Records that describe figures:
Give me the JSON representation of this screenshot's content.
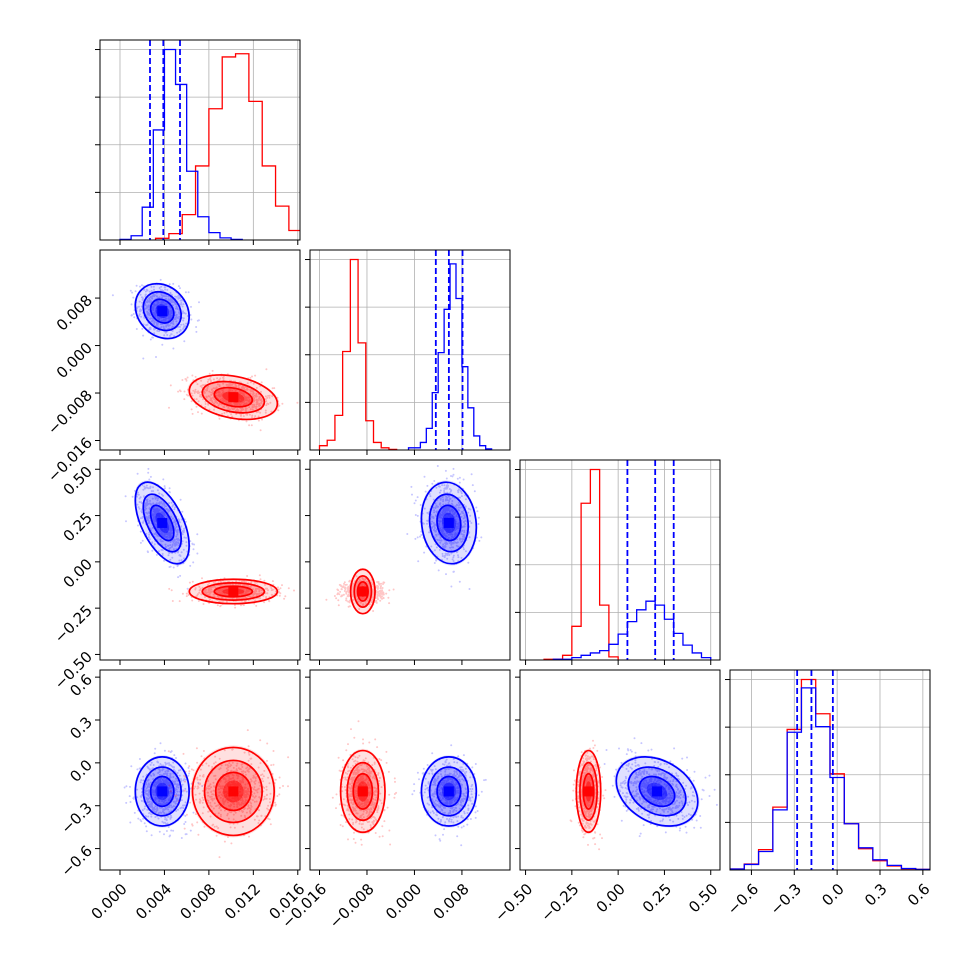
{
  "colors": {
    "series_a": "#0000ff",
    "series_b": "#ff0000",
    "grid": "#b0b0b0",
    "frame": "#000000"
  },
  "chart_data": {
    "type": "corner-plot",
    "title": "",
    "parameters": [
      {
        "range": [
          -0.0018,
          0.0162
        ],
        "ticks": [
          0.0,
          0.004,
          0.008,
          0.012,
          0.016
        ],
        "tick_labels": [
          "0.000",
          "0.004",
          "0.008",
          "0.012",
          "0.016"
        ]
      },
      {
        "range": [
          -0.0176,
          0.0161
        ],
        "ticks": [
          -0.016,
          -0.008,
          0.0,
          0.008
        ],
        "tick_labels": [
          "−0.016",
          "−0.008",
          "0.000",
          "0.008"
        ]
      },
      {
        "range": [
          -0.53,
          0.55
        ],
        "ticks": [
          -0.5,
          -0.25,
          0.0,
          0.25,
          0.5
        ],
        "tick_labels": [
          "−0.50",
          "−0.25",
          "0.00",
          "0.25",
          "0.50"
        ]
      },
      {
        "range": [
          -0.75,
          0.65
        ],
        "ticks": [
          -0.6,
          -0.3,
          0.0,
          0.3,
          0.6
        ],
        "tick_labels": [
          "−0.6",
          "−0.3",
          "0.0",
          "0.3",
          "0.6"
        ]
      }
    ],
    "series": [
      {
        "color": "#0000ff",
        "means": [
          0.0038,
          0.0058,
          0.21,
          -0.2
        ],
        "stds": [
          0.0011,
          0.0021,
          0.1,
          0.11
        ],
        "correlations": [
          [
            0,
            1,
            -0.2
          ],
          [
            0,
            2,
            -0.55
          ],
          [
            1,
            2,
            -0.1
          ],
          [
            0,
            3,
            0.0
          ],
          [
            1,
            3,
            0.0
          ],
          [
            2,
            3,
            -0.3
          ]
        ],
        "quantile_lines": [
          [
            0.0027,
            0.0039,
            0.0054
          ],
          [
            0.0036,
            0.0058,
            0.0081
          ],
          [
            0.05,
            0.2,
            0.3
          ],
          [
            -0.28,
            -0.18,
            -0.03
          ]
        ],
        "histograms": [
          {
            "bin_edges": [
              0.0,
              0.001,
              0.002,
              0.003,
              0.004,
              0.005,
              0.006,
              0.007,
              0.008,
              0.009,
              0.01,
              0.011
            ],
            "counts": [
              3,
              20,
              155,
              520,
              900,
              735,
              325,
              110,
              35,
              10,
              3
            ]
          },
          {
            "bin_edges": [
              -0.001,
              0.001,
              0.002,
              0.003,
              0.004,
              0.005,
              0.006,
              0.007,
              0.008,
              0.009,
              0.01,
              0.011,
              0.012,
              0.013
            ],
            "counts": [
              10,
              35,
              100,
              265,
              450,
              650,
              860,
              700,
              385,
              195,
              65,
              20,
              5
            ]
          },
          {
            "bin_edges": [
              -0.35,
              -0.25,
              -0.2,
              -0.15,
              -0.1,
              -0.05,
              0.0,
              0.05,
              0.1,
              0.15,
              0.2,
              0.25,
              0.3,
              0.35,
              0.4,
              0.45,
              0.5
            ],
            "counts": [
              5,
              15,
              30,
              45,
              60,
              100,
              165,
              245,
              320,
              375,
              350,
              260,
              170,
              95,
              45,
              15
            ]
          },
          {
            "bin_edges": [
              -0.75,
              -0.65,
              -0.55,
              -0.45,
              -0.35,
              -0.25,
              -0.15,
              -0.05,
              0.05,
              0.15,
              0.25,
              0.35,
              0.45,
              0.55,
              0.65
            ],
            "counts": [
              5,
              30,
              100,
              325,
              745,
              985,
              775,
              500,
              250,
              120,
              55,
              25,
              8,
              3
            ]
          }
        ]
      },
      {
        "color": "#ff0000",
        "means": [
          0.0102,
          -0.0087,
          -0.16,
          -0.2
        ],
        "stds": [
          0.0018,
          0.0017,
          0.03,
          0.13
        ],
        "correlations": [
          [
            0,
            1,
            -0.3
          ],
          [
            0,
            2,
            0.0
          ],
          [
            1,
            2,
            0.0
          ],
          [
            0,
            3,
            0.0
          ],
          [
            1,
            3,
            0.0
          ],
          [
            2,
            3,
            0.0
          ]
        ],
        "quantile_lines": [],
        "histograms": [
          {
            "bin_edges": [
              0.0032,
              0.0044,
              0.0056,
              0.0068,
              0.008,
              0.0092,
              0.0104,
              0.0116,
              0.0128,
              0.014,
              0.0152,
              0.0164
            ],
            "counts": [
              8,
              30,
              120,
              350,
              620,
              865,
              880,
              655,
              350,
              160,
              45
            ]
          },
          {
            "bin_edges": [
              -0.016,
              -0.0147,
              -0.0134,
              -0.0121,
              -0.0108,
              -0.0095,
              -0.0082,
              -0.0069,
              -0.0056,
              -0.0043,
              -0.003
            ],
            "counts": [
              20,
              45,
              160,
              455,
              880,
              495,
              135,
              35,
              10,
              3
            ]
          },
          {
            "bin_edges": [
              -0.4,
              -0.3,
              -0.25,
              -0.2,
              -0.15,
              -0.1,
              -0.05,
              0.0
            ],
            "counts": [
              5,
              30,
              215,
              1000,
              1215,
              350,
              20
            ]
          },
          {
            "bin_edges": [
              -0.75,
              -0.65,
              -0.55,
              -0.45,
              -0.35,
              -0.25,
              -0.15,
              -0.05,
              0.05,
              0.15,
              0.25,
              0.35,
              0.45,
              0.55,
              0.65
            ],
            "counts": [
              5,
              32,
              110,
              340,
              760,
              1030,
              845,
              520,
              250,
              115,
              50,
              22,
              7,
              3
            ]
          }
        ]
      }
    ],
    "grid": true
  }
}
---
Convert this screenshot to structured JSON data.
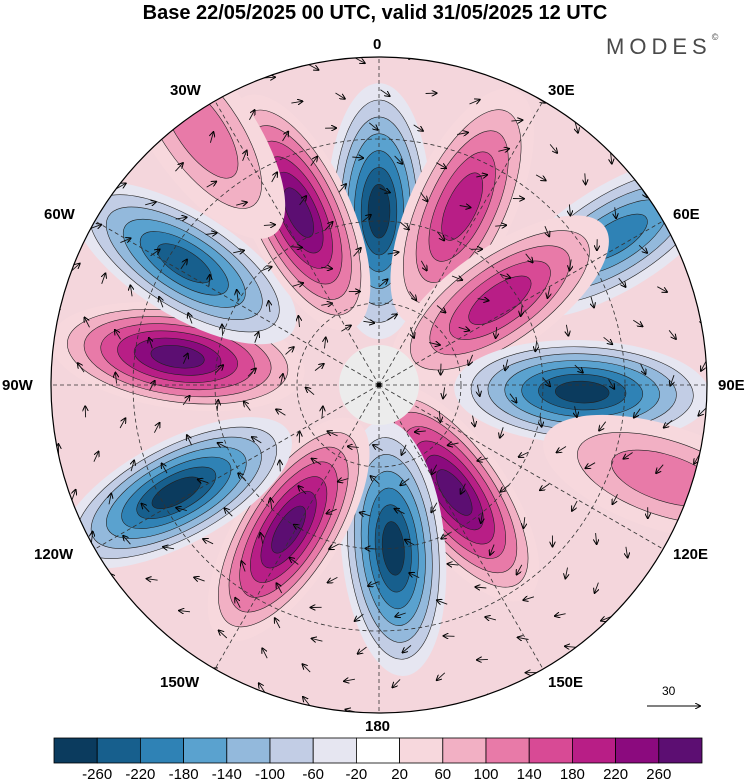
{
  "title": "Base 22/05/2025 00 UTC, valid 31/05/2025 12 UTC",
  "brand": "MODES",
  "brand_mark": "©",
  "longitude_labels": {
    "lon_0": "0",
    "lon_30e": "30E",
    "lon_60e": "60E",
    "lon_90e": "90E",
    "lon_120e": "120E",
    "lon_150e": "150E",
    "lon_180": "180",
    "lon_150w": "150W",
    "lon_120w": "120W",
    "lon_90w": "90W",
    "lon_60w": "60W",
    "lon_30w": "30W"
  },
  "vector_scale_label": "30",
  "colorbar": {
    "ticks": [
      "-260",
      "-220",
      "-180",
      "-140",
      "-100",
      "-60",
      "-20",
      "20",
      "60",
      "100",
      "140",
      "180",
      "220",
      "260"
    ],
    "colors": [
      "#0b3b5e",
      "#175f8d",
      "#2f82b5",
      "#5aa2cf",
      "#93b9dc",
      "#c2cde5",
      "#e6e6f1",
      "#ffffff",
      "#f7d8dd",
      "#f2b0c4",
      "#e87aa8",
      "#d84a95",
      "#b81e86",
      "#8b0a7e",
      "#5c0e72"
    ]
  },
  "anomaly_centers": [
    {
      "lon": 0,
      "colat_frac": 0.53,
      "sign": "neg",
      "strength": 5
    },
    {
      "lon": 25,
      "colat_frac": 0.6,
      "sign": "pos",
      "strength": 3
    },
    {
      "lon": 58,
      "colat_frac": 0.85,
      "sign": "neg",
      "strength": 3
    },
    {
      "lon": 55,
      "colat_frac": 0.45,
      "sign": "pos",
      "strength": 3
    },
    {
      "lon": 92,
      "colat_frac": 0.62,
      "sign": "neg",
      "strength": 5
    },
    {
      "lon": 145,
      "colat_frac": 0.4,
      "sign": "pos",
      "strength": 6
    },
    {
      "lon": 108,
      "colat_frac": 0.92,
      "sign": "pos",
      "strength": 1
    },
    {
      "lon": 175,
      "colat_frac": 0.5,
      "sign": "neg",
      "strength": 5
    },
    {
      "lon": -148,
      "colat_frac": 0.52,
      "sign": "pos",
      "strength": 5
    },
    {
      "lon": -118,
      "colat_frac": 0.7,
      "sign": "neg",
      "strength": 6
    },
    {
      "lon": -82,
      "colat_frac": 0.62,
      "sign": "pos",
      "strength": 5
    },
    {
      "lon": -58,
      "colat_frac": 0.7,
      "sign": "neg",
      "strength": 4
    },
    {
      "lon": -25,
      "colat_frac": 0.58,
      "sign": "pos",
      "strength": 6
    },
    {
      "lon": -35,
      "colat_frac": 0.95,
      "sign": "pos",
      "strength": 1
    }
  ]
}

§ STATED TASK:
Where a line above holds the string "JSON", show that line.

§ TASK SOLUTION:
Give me the JSON representation of this screenshot's content.
Convert this screenshot to structured JSON data.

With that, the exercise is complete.